» **What you need to do**
Copy out every record below exactly as written, but leave out any pictures.

» **Data excerpts**
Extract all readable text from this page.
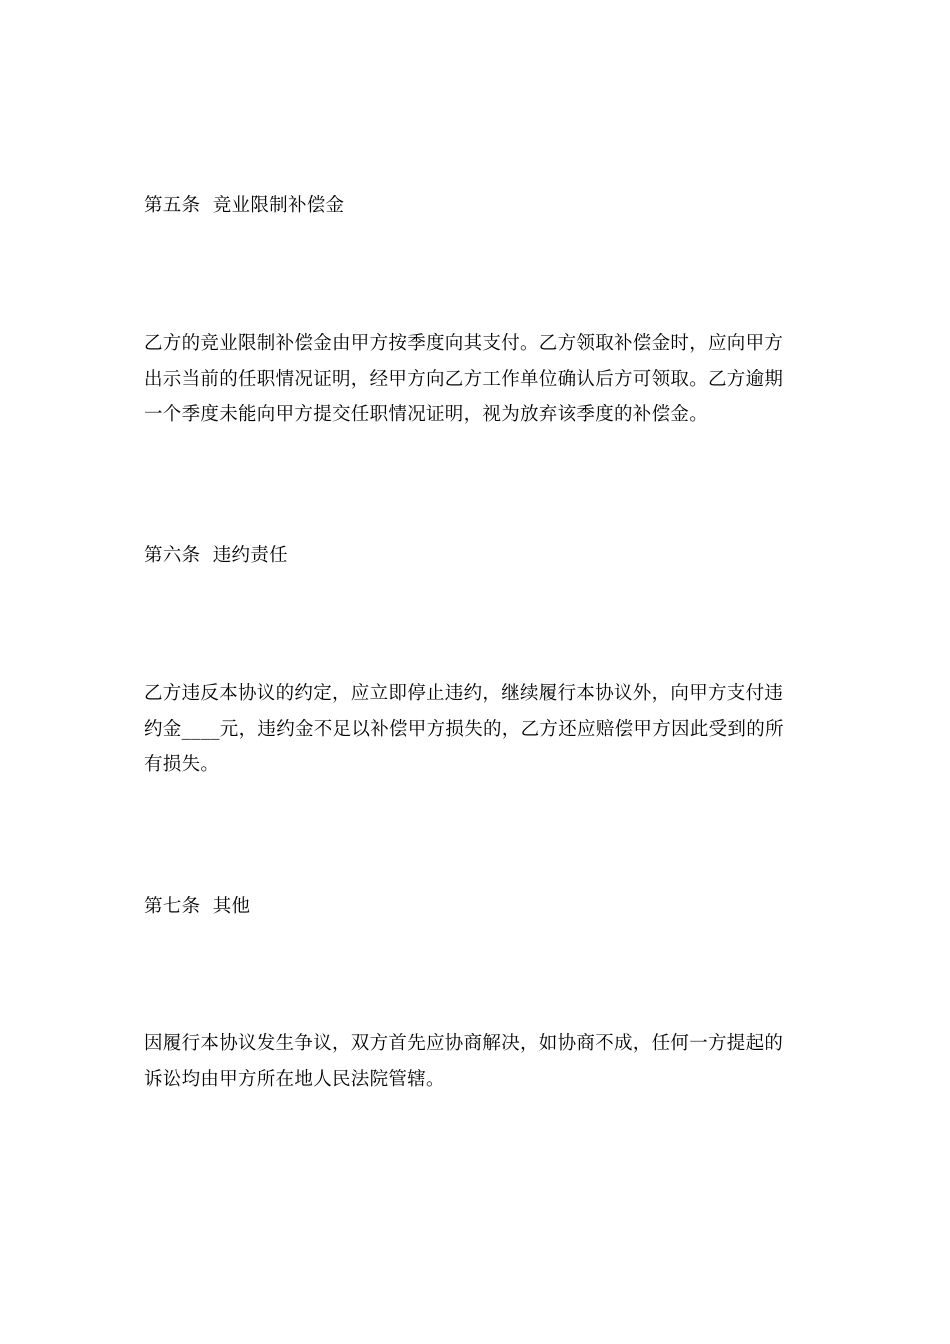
第五条  竞业限制补偿金
乙方的竞业限制补偿金由甲方按季度向其支付。乙方领取补偿金时，应向甲方
出示当前的任职情况证明，经甲方向乙方工作单位确认后方可领取。乙方逾期
一个季度未能向甲方提交任职情况证明，视为放弃该季度的补偿金。
第六条  违约责任
乙方违反本协议的约定，应立即停止违约，继续履行本协议外，向甲方支付违
约金____元，违约金不足以补偿甲方损失的，乙方还应赔偿甲方因此受到的所
有损失。
第七条  其他
因履行本协议发生争议，双方首先应协商解决，如协商不成，任何一方提起的
诉讼均由甲方所在地人民法院管辖。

» **The reply**
Extract all readable text from this page.
第五条  竞业限制补偿金
乙方的竞业限制补偿金由甲方按季度向其支付。乙方领取补偿金时，应向甲方
出示当前的任职情况证明，经甲方向乙方工作单位确认后方可领取。乙方逾期
一个季度未能向甲方提交任职情况证明，视为放弃该季度的补偿金。
第六条  违约责任
乙方违反本协议的约定，应立即停止违约，继续履行本协议外，向甲方支付违
约金____元，违约金不足以补偿甲方损失的，乙方还应赔偿甲方因此受到的所
有损失。
第七条  其他
因履行本协议发生争议，双方首先应协商解决，如协商不成，任何一方提起的
诉讼均由甲方所在地人民法院管辖。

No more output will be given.